TASK TO COMPLETE: From the records below, return each line that contains the string "enters". Case counts.

DATA SHOWN:
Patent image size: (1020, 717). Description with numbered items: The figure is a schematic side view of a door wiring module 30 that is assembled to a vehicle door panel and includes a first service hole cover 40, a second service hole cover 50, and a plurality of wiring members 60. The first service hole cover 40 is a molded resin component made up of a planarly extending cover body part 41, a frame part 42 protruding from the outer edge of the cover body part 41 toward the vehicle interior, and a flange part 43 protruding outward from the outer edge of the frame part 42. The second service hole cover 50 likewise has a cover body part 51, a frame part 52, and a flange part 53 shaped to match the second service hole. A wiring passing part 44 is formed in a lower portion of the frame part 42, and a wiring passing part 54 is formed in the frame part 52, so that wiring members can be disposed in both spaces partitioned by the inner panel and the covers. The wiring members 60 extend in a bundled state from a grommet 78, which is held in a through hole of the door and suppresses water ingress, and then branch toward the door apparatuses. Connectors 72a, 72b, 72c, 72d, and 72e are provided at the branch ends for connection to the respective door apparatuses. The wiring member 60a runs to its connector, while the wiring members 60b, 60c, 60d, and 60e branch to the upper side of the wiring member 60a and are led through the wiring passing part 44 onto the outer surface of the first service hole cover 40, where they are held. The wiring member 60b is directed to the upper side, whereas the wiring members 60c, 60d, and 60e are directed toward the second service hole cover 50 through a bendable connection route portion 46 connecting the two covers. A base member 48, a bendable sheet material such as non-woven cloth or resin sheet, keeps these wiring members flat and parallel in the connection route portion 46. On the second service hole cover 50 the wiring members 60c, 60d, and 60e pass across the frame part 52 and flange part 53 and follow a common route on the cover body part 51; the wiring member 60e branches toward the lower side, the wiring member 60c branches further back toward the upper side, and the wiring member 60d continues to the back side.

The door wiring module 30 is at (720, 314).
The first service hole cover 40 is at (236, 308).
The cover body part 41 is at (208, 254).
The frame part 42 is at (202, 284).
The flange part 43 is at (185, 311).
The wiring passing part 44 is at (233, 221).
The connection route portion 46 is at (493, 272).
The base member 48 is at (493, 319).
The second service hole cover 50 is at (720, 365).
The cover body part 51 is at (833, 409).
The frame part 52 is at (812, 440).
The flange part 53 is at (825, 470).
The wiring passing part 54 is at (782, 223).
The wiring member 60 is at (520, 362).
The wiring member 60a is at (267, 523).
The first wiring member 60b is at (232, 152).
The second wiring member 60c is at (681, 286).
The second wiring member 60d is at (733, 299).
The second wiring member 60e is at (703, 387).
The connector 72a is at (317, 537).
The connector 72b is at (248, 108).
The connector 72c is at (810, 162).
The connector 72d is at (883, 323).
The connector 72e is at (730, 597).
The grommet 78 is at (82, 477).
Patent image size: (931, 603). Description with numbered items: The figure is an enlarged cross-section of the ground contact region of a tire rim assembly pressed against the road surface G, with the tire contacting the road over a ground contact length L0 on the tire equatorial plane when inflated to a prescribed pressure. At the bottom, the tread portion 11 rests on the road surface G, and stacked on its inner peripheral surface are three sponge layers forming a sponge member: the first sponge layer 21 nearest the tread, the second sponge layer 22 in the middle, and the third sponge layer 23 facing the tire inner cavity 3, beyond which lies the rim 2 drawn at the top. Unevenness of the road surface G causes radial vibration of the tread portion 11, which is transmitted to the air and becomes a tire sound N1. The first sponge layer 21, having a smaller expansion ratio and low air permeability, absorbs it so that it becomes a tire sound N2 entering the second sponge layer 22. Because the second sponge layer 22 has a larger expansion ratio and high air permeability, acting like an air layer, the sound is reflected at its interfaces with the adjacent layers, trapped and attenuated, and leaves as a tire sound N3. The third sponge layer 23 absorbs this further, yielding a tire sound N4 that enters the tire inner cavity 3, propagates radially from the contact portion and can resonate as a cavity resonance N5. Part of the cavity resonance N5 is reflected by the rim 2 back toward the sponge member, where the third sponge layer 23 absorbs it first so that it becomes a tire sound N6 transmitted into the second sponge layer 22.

COMPLETED EXERCISE:
Patent image size: (931, 603). Description with numbered items: The figure is an enlarged cross-section of the ground contact region of a tire rim assembly pressed against the road surface G, with the tire contacting the road over a ground contact length L0 on the tire equatorial plane when inflated to a prescribed pressure. At the bottom, the tread portion 11 rests on the road surface G, and stacked on its inner peripheral surface are three sponge layers forming a sponge member: the first sponge layer 21 nearest the tread, the second sponge layer 22 in the middle, and the third sponge layer 23 facing the tire inner cavity 3, beyond which lies the rim 2 drawn at the top. Unevenness of the road surface G causes radial vibration of the tread portion 11, which is transmitted to the air and becomes a tire sound N1. The first sponge layer 21, having a smaller expansion ratio and low air permeability, absorbs it so that it becomes a tire sound N2 entering the second sponge layer 22. Because the second sponge layer 22 has a larger expansion ratio and high air permeability, acting like an air layer, the sound is reflected at its interfaces with the adjacent layers, trapped and attenuated, and leaves as a tire sound N3. The third sponge layer 23 absorbs this further, yielding a tire sound N4 that enters the tire inner cavity 3, propagates radially from the contact portion and can resonate as a cavity resonance N5. Part of the cavity resonance N5 is reflected by the rim 2 back toward the sponge member, where the third sponge layer 23 absorbs it first so that it becomes a tire sound N6 transmitted into the second sponge layer 22.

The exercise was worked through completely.